[WHAT IS BEING ASKED]
Collect all lines from the listing that include the string "DIABETE".

[MATERIAL]

— BEGIN —

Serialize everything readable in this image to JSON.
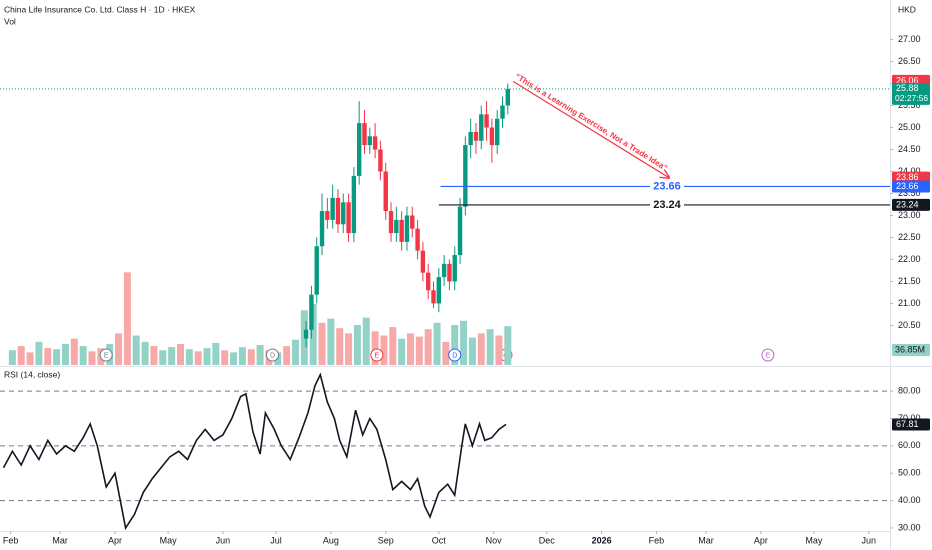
{
  "chart_data": [
    {
      "type": "candlestick",
      "title": "China Life Insurance Co. Ltd. Class H · 1D · HKEX",
      "volume_title": "Vol",
      "currency": "HKD",
      "up_color": "#089981",
      "down_color": "#f23645",
      "x": [
        198,
        201,
        204,
        207,
        210,
        213,
        216,
        219,
        222,
        225,
        228,
        231,
        234,
        237,
        240,
        243,
        246,
        249,
        252,
        255,
        258,
        261,
        264,
        267,
        270,
        273,
        276,
        279,
        282,
        285,
        288,
        291,
        294,
        297,
        300,
        303,
        306,
        309,
        312
      ],
      "open": [
        20.2,
        20.4,
        21.2,
        22.3,
        23.1,
        22.9,
        23.4,
        22.8,
        23.3,
        22.6,
        23.9,
        25.1,
        24.6,
        24.8,
        24.5,
        24.0,
        23.1,
        22.6,
        22.9,
        22.4,
        23.0,
        22.7,
        22.2,
        21.7,
        21.3,
        21.0,
        21.6,
        21.9,
        21.5,
        22.1,
        23.2,
        24.6,
        24.9,
        24.7,
        25.3,
        25.0,
        24.6,
        25.2,
        25.5
      ],
      "high": [
        20.6,
        21.4,
        22.5,
        23.5,
        23.4,
        23.7,
        23.6,
        23.5,
        23.5,
        24.1,
        25.6,
        25.4,
        25.0,
        25.1,
        24.7,
        24.2,
        23.3,
        23.2,
        23.1,
        23.2,
        23.2,
        22.9,
        22.4,
        21.9,
        21.5,
        21.8,
        22.1,
        22.0,
        22.3,
        23.4,
        24.8,
        25.2,
        25.1,
        25.5,
        25.6,
        25.2,
        25.4,
        25.7,
        26.0
      ],
      "low": [
        20.0,
        20.2,
        21.0,
        22.1,
        22.7,
        22.7,
        22.6,
        22.6,
        22.4,
        22.4,
        23.7,
        24.4,
        24.4,
        24.3,
        23.8,
        22.9,
        22.4,
        22.4,
        22.2,
        22.2,
        22.5,
        22.0,
        21.5,
        21.1,
        20.9,
        20.8,
        21.4,
        21.3,
        21.3,
        21.9,
        23.0,
        24.3,
        24.4,
        24.5,
        24.7,
        24.2,
        24.4,
        25.0,
        25.3
      ],
      "close": [
        20.4,
        21.2,
        22.3,
        23.1,
        22.9,
        23.4,
        22.8,
        23.3,
        22.6,
        23.9,
        25.1,
        24.6,
        24.8,
        24.5,
        24.0,
        23.1,
        22.6,
        22.9,
        22.4,
        23.0,
        22.7,
        22.2,
        21.7,
        21.3,
        21.0,
        21.6,
        21.9,
        21.5,
        22.1,
        23.2,
        24.6,
        24.9,
        24.7,
        25.3,
        25.0,
        24.6,
        25.2,
        25.5,
        25.88
      ],
      "ylim": [
        19.6,
        27.9
      ],
      "yticks": [
        {
          "value": 20.5,
          "label": "20.50"
        },
        {
          "value": 21,
          "label": "21.00"
        },
        {
          "value": 21.5,
          "label": "21.50"
        },
        {
          "value": 22,
          "label": "22.00"
        },
        {
          "value": 22.5,
          "label": "22.50"
        },
        {
          "value": 23,
          "label": "23.00"
        },
        {
          "value": 23.5,
          "label": "23.50"
        },
        {
          "value": 24,
          "label": "24.00"
        },
        {
          "value": 24.5,
          "label": "24.50"
        },
        {
          "value": 25,
          "label": "25.00"
        },
        {
          "value": 25.5,
          "label": "25.50"
        },
        {
          "value": 26,
          "label": "26.00"
        },
        {
          "value": 26.5,
          "label": "26.50"
        },
        {
          "value": 27,
          "label": "27.00"
        }
      ],
      "xlim": [
        25,
        528
      ],
      "xticks": [
        {
          "value": 31,
          "label": "Feb"
        },
        {
          "value": 59,
          "label": "Mar"
        },
        {
          "value": 90,
          "label": "Apr"
        },
        {
          "value": 120,
          "label": "May"
        },
        {
          "value": 151,
          "label": "Jun"
        },
        {
          "value": 181,
          "label": "Jul"
        },
        {
          "value": 212,
          "label": "Aug"
        },
        {
          "value": 243,
          "label": "Sep"
        },
        {
          "value": 273,
          "label": "Oct"
        },
        {
          "value": 304,
          "label": "Nov"
        },
        {
          "value": 334,
          "label": "Dec"
        },
        {
          "value": 365,
          "label": "2026"
        },
        {
          "value": 396,
          "label": "Feb"
        },
        {
          "value": 424,
          "label": "Mar"
        },
        {
          "value": 455,
          "label": "Apr"
        },
        {
          "value": 485,
          "label": "May"
        },
        {
          "value": 516,
          "label": "Jun"
        }
      ],
      "volume": {
        "x": [
          32,
          37,
          42,
          47,
          52,
          57,
          62,
          67,
          72,
          77,
          82,
          87,
          92,
          97,
          102,
          107,
          112,
          117,
          122,
          127,
          132,
          137,
          142,
          147,
          152,
          157,
          162,
          167,
          172,
          177,
          182,
          187,
          192,
          197,
          202,
          207,
          212,
          217,
          222,
          227,
          232,
          237,
          242,
          247,
          252,
          257,
          262,
          267,
          272,
          277,
          282,
          287,
          292,
          297,
          302,
          307,
          312
        ],
        "values": [
          14,
          18,
          12,
          22,
          16,
          15,
          20,
          25,
          18,
          13,
          16,
          20,
          30,
          88,
          28,
          22,
          18,
          14,
          17,
          20,
          15,
          13,
          16,
          21,
          14,
          12,
          17,
          15,
          19,
          14,
          12,
          18,
          24,
          52,
          58,
          40,
          44,
          35,
          30,
          38,
          45,
          32,
          28,
          36,
          25,
          30,
          27,
          34,
          40,
          22,
          38,
          42,
          26,
          30,
          34,
          28,
          36.85
        ],
        "colors": [
          "#92d2c7",
          "#f7a9a7",
          "#f7a9a7",
          "#92d2c7",
          "#f7a9a7",
          "#92d2c7",
          "#92d2c7",
          "#f7a9a7",
          "#92d2c7",
          "#f7a9a7",
          "#f7a9a7",
          "#92d2c7",
          "#f7a9a7",
          "#f7a9a7",
          "#92d2c7",
          "#92d2c7",
          "#f7a9a7",
          "#92d2c7",
          "#92d2c7",
          "#f7a9a7",
          "#92d2c7",
          "#f7a9a7",
          "#92d2c7",
          "#92d2c7",
          "#f7a9a7",
          "#92d2c7",
          "#92d2c7",
          "#f7a9a7",
          "#92d2c7",
          "#f7a9a7",
          "#92d2c7",
          "#f7a9a7",
          "#92d2c7",
          "#92d2c7",
          "#92d2c7",
          "#f7a9a7",
          "#92d2c7",
          "#f7a9a7",
          "#f7a9a7",
          "#92d2c7",
          "#92d2c7",
          "#f7a9a7",
          "#f7a9a7",
          "#f7a9a7",
          "#92d2c7",
          "#f7a9a7",
          "#f7a9a7",
          "#f7a9a7",
          "#92d2c7",
          "#f7a9a7",
          "#92d2c7",
          "#92d2c7",
          "#92d2c7",
          "#f7a9a7",
          "#92d2c7",
          "#f7a9a7",
          "#92d2c7"
        ],
        "ylim": [
          0,
          95
        ],
        "last_label": "36.85M"
      },
      "price_labels": [
        {
          "value": 26.06,
          "color": "#f23645"
        },
        {
          "value": 25.88,
          "color": "#089981",
          "countdown": "02:27:56"
        },
        {
          "value": 23.86,
          "color": "#f23645"
        },
        {
          "value": 23.66,
          "color": "#2962ff"
        },
        {
          "value": 23.24,
          "color": "#131722"
        }
      ],
      "hlines": [
        {
          "value": 23.66,
          "color": "#2962ff",
          "start": 274
        },
        {
          "value": 23.24,
          "color": "#131722",
          "start": 273
        }
      ],
      "annotation": {
        "text": "“This is a Learning Exercise, Not a Trade Idea”",
        "color": "#f23645",
        "from": [
          315,
          26.05
        ],
        "to": [
          403,
          23.86
        ]
      },
      "events": [
        {
          "x": 85,
          "label": "E",
          "color": "#787b86"
        },
        {
          "x": 179,
          "label": "D",
          "color": "#787b86"
        },
        {
          "x": 238,
          "label": "E",
          "color": "#f23645"
        },
        {
          "x": 282,
          "label": "D",
          "color": "#2962ff"
        },
        {
          "x": 459,
          "label": "E",
          "color": "#ba68c8"
        }
      ]
    },
    {
      "type": "line",
      "title": "RSI (14, close)",
      "color": "#131722",
      "x": [
        27,
        32,
        37,
        42,
        47,
        52,
        57,
        62,
        67,
        72,
        76,
        80,
        85,
        90,
        96,
        101,
        106,
        111,
        116,
        121,
        126,
        131,
        136,
        141,
        146,
        151,
        156,
        161,
        164,
        168,
        172,
        175,
        180,
        184,
        189,
        194,
        199,
        203,
        206,
        210,
        214,
        217,
        221,
        226,
        230,
        234,
        238,
        243,
        247,
        252,
        257,
        261,
        265,
        268,
        273,
        278,
        282,
        286,
        288,
        292,
        296,
        299,
        303,
        307,
        311
      ],
      "values": [
        52,
        58,
        53,
        60,
        55,
        62,
        57,
        60,
        58,
        63,
        68,
        60,
        45,
        50,
        30,
        35,
        43,
        48,
        52,
        56,
        58,
        55,
        62,
        66,
        62,
        64,
        70,
        78,
        79,
        65,
        57,
        72,
        66,
        60,
        55,
        63,
        72,
        82,
        86,
        76,
        70,
        62,
        56,
        73,
        64,
        70,
        66,
        55,
        44,
        47,
        44,
        48,
        38,
        34,
        43,
        46,
        42,
        60,
        68,
        60,
        68,
        62,
        63,
        66,
        67.81
      ],
      "ylim": [
        25.6,
        87.7
      ],
      "yticks": [
        {
          "value": 30,
          "label": "30.00"
        },
        {
          "value": 40,
          "label": "40.00"
        },
        {
          "value": 50,
          "label": "50.00"
        },
        {
          "value": 60,
          "label": "60.00"
        },
        {
          "value": 70,
          "label": "70.00"
        },
        {
          "value": 80,
          "label": "80.00"
        }
      ],
      "bands": [
        80,
        60,
        40
      ]
    }
  ]
}
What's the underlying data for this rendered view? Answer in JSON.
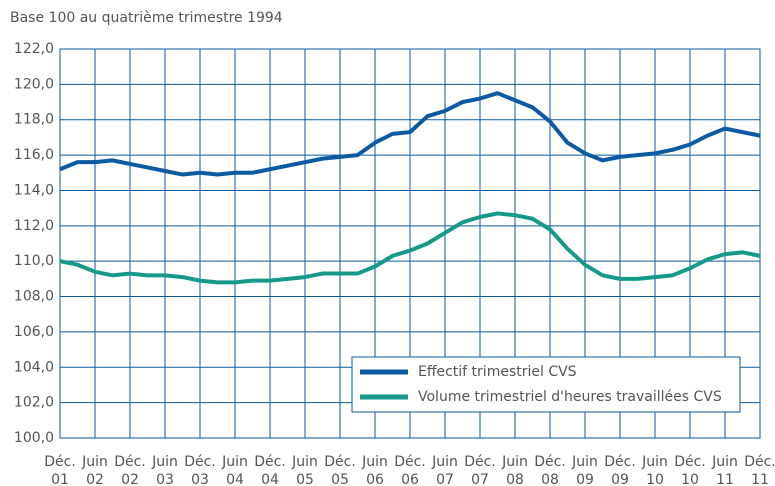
{
  "chart_data": {
    "type": "line",
    "subtitle": "Base 100 au quatrième trimestre 1994",
    "categories": [
      "Déc.\n01",
      null,
      "Juin\n02",
      null,
      "Déc.\n02",
      null,
      "Juin\n03",
      null,
      "Déc.\n03",
      null,
      "Juin\n04",
      null,
      "Déc.\n04",
      null,
      "Juin\n05",
      null,
      "Déc.\n05",
      null,
      "Juin\n06",
      null,
      "Déc.\n06",
      null,
      "Juin\n07",
      null,
      "Déc.\n07",
      null,
      "Juin\n08",
      null,
      "Déc.\n08",
      null,
      "Juin\n09",
      null,
      "Déc.\n09",
      null,
      "Juin\n10",
      null,
      "Déc.\n10",
      null,
      "Juin\n11",
      null,
      "Déc.\n11"
    ],
    "series": [
      {
        "name": "Effectif trimestriel CVS",
        "color": "#0b5aa2",
        "values": [
          115.2,
          115.6,
          115.6,
          115.7,
          115.5,
          115.3,
          115.1,
          114.9,
          115.0,
          114.9,
          115.0,
          115.0,
          115.2,
          115.4,
          115.6,
          115.8,
          115.9,
          116.0,
          116.7,
          117.2,
          117.3,
          118.2,
          118.5,
          119.0,
          119.2,
          119.5,
          119.1,
          118.7,
          117.9,
          116.7,
          116.1,
          115.7,
          115.9,
          116.0,
          116.1,
          116.3,
          116.6,
          117.1,
          117.5,
          117.3,
          117.1
        ]
      },
      {
        "name": "Volume trimestriel d'heures travaillées CVS",
        "color": "#17998a",
        "values": [
          110.0,
          109.8,
          109.4,
          109.2,
          109.3,
          109.2,
          109.2,
          109.1,
          108.9,
          108.8,
          108.8,
          108.9,
          108.9,
          109.0,
          109.1,
          109.3,
          109.3,
          109.3,
          109.7,
          110.3,
          110.6,
          111.0,
          111.6,
          112.2,
          112.5,
          112.7,
          112.6,
          112.4,
          111.8,
          110.7,
          109.8,
          109.2,
          109.0,
          109.0,
          109.1,
          109.2,
          109.6,
          110.1,
          110.4,
          110.5,
          110.3
        ]
      }
    ],
    "ylim": [
      100,
      122
    ],
    "yticks": [
      {
        "value": 100,
        "label": "100,0"
      },
      {
        "value": 102,
        "label": "102,0"
      },
      {
        "value": 104,
        "label": "104,0"
      },
      {
        "value": 106,
        "label": "106,0"
      },
      {
        "value": 108,
        "label": "108,0"
      },
      {
        "value": 110,
        "label": "110,0"
      },
      {
        "value": 112,
        "label": "112,0"
      },
      {
        "value": 114,
        "label": "114,0"
      },
      {
        "value": 116,
        "label": "116,0"
      },
      {
        "value": 118,
        "label": "118,0"
      },
      {
        "value": 120,
        "label": "120,0"
      },
      {
        "value": 122,
        "label": "122,0"
      }
    ],
    "grid": true
  }
}
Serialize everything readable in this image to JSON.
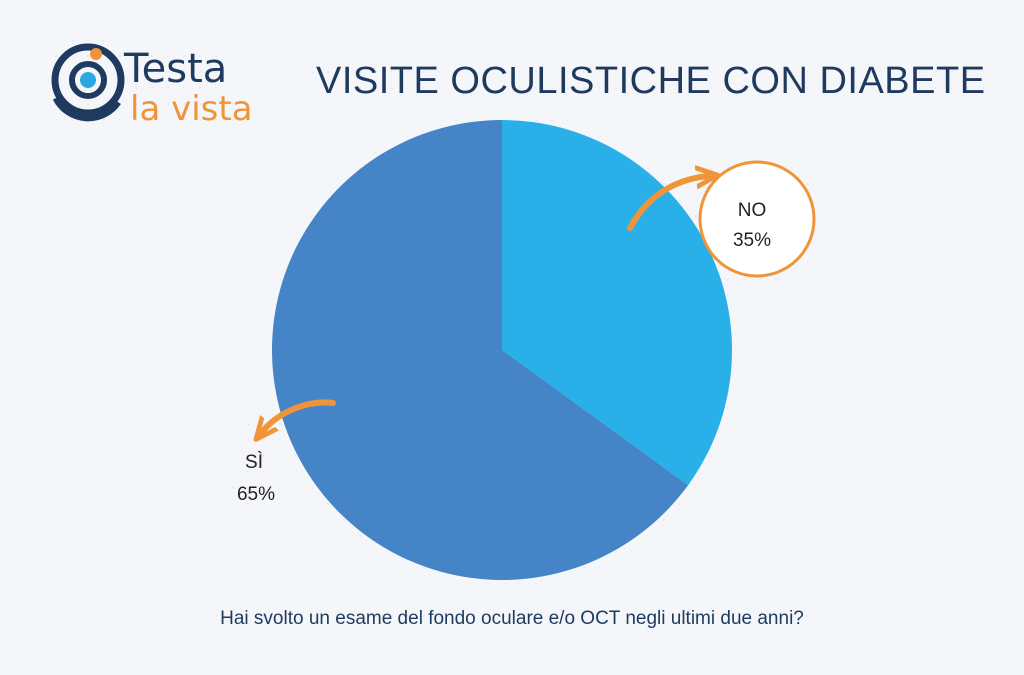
{
  "brand": {
    "logo_text_line1": "Testa",
    "logo_text_line2": "la vista",
    "colors": {
      "navy": "#1f3a5f",
      "orange": "#f0943a",
      "sky": "#2aa8e0"
    }
  },
  "title": "VISITE OCULISTICHE CON DIABETE",
  "question": "Hai svolto un esame del fondo oculare e/o OCT negli ultimi due anni?",
  "chart_data": {
    "type": "pie",
    "title": "VISITE OCULISTICHE CON DIABETE",
    "slices": [
      {
        "label": "NO",
        "value": 35,
        "value_label": "35%",
        "color": "#2ab0e8"
      },
      {
        "label": "SÌ",
        "value": 65,
        "value_label": "65%",
        "color": "#4584c6"
      }
    ],
    "start": "12 o'clock",
    "direction": "clockwise",
    "callout_color": "#f0943a"
  }
}
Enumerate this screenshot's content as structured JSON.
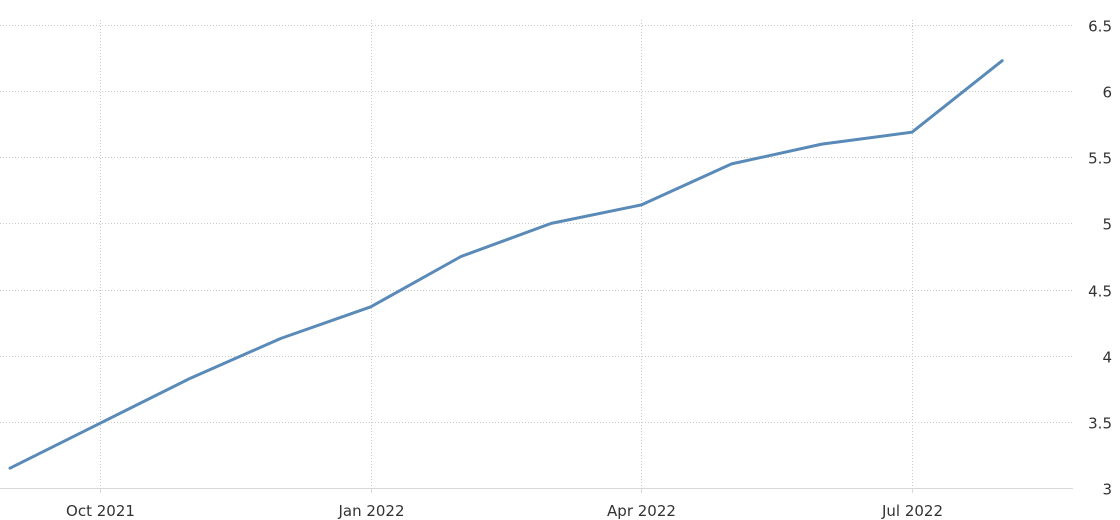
{
  "chart_data": {
    "type": "line",
    "title": "",
    "xlabel": "",
    "ylabel": "",
    "x": [
      "2021-08",
      "2021-09",
      "2021-10",
      "2021-11",
      "2021-12",
      "2022-01",
      "2022-02",
      "2022-03",
      "2022-04",
      "2022-05",
      "2022-06",
      "2022-07",
      "2022-08"
    ],
    "series": [
      {
        "values": [
          3.15,
          3.49,
          3.83,
          4.13,
          4.37,
          4.75,
          5.0,
          5.14,
          5.45,
          5.6,
          5.69,
          6.23
        ],
        "x": [
          "2021-08",
          "2021-09",
          "2021-10",
          "2021-11",
          "2021-12",
          "2022-01",
          "2022-02",
          "2022-03",
          "2022-04",
          "2022-05",
          "2022-06",
          "2022-07"
        ],
        "color": "#5a8ab8"
      }
    ],
    "x_ticks": [
      {
        "value": "2021-09",
        "label": "Oct 2021"
      },
      {
        "value": "2021-12",
        "label": "Jan 2022"
      },
      {
        "value": "2022-03",
        "label": "Apr 2022"
      },
      {
        "value": "2022-06",
        "label": "Jul 2022"
      }
    ],
    "y_ticks": [
      {
        "value": 3,
        "label": "3"
      },
      {
        "value": 3.5,
        "label": "3.5"
      },
      {
        "value": 4,
        "label": "4"
      },
      {
        "value": 4.5,
        "label": "4.5"
      },
      {
        "value": 5,
        "label": "5"
      },
      {
        "value": 5.5,
        "label": "5.5"
      },
      {
        "value": 6,
        "label": "6"
      },
      {
        "value": 6.5,
        "label": "6.5"
      }
    ],
    "ylim": [
      3,
      6.5
    ],
    "xlim": [
      "2021-08",
      "2022-09"
    ],
    "y_axis_position": "right",
    "grid": true,
    "legend": "none"
  }
}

— END —

[OUTPUT FOR THIS EXERCISE]
  "title": "VISITE OCULISTICHE CON DIABETE",
    "title": "VISITE OCULISTICHE CON DIABETE",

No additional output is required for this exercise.